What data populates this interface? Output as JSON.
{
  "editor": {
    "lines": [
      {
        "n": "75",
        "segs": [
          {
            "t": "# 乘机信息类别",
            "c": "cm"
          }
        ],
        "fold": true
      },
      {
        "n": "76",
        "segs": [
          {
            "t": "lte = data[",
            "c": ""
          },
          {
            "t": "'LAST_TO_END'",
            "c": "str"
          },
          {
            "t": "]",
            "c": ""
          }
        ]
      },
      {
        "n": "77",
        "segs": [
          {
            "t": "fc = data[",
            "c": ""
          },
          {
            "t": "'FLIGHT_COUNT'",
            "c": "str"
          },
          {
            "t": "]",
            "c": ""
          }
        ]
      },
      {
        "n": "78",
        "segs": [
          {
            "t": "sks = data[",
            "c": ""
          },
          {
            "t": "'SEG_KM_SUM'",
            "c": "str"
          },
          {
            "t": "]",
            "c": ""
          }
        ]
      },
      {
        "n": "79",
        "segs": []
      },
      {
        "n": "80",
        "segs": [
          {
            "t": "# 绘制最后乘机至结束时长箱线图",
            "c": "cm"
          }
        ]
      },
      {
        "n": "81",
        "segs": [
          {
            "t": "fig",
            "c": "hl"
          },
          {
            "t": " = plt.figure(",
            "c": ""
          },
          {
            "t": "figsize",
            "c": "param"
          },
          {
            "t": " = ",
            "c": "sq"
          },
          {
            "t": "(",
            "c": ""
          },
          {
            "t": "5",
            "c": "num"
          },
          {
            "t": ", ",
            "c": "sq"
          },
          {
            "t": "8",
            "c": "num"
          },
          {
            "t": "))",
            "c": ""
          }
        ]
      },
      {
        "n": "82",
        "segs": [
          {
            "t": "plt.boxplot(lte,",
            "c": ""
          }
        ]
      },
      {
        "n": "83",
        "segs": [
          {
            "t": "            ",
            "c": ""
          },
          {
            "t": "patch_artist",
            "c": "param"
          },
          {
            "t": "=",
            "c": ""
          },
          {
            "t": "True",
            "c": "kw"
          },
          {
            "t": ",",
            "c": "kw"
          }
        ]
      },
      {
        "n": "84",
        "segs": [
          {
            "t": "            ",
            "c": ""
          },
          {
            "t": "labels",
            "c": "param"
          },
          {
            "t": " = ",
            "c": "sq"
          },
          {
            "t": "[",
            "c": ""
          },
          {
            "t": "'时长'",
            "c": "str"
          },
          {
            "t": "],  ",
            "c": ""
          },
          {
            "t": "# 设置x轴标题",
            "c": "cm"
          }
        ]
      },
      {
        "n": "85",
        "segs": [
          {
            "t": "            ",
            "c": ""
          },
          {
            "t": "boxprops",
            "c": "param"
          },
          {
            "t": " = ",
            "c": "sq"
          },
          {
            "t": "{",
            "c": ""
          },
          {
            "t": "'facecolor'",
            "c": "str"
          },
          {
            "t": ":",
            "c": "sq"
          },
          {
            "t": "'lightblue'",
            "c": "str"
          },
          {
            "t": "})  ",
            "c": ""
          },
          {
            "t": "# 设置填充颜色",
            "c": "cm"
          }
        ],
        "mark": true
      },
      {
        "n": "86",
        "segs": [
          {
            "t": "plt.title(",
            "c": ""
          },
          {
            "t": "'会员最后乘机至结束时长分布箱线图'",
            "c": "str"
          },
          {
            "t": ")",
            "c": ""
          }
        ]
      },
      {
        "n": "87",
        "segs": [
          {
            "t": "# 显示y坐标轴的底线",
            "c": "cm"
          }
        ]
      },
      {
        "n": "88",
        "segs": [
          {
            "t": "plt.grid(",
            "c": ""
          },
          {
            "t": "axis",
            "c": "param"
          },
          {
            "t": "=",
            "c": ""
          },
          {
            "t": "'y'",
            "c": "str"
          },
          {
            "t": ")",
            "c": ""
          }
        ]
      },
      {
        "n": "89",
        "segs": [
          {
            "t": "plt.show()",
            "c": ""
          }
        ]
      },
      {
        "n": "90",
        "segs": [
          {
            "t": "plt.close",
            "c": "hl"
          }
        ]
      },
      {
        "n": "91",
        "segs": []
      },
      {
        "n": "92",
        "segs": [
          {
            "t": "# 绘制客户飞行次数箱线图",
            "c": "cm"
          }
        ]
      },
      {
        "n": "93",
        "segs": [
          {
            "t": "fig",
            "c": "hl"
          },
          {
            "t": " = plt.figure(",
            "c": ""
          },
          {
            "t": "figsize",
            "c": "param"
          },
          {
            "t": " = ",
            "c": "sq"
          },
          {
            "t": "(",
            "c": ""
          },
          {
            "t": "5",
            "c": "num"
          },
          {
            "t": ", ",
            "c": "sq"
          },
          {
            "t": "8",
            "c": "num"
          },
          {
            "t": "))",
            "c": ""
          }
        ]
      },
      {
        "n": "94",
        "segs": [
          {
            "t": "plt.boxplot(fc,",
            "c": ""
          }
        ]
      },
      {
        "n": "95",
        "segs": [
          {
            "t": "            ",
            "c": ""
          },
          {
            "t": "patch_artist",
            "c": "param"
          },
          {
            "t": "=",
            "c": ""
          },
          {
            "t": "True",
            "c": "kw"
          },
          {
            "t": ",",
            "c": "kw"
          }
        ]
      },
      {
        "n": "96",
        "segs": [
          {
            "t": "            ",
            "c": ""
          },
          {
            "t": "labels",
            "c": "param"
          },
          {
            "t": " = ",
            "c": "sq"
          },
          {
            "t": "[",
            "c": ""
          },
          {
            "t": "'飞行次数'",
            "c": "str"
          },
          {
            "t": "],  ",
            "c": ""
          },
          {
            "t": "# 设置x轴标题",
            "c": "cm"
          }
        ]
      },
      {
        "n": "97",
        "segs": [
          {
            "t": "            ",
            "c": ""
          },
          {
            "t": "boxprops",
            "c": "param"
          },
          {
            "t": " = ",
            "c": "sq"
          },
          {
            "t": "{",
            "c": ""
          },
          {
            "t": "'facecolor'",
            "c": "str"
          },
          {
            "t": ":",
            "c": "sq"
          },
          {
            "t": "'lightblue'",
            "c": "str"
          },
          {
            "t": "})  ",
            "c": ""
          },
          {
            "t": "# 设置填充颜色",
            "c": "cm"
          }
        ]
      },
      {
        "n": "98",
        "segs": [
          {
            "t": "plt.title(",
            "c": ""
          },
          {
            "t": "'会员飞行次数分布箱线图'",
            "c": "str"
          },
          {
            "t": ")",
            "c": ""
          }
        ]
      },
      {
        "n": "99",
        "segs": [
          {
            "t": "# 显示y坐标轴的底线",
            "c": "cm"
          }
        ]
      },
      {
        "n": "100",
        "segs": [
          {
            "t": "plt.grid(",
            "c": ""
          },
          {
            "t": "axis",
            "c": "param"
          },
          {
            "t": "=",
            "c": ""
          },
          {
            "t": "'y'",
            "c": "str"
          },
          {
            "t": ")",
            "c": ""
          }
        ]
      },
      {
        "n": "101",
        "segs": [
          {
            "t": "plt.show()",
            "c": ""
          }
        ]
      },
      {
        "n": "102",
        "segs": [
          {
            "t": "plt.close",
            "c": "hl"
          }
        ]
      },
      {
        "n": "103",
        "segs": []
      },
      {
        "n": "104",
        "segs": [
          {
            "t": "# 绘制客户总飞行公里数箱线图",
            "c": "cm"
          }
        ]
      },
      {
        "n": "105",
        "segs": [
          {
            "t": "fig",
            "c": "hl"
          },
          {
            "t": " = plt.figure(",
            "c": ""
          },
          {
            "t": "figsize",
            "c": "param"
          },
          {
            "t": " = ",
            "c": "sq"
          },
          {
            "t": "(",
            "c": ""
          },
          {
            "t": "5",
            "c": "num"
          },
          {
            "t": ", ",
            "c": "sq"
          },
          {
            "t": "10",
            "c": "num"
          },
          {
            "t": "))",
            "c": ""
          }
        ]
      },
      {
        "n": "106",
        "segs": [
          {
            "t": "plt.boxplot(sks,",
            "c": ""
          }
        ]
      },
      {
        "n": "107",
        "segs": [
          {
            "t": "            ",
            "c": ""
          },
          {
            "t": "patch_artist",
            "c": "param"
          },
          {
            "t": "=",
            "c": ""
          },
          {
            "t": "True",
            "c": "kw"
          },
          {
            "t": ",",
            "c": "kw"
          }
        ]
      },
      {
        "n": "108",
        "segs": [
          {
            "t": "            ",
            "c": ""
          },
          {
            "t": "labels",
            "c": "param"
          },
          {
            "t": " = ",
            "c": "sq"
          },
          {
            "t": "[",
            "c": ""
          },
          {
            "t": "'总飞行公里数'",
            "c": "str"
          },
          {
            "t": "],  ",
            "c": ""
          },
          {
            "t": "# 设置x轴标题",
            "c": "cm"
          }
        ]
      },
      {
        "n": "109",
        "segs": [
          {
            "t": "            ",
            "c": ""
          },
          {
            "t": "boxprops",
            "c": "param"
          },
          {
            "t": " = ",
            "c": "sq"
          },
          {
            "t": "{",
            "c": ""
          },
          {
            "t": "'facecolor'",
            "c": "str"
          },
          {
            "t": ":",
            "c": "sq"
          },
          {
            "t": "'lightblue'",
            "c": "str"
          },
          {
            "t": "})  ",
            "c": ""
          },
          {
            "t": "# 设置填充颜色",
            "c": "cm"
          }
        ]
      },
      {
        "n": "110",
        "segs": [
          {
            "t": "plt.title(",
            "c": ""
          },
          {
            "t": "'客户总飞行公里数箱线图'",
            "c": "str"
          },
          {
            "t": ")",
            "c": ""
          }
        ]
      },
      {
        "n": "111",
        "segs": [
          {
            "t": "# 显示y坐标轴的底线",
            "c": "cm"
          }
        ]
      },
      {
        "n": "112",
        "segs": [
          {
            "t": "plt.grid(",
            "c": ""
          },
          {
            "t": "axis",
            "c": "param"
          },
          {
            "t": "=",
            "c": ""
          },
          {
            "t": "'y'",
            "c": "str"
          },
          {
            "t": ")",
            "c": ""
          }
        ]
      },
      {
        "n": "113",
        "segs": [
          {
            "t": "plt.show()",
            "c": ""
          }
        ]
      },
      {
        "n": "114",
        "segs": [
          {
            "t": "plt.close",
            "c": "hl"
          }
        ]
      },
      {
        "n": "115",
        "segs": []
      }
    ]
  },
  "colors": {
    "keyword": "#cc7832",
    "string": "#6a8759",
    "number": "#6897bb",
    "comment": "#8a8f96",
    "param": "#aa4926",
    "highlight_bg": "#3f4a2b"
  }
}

═══

Exercise description:
Look through the entries above and list every line containing "data".

The reply:
What data populates this interface? Output as JSON.
            "t": "lte = data[",
            "t": "fc = data[",
            "t": "sks = data[",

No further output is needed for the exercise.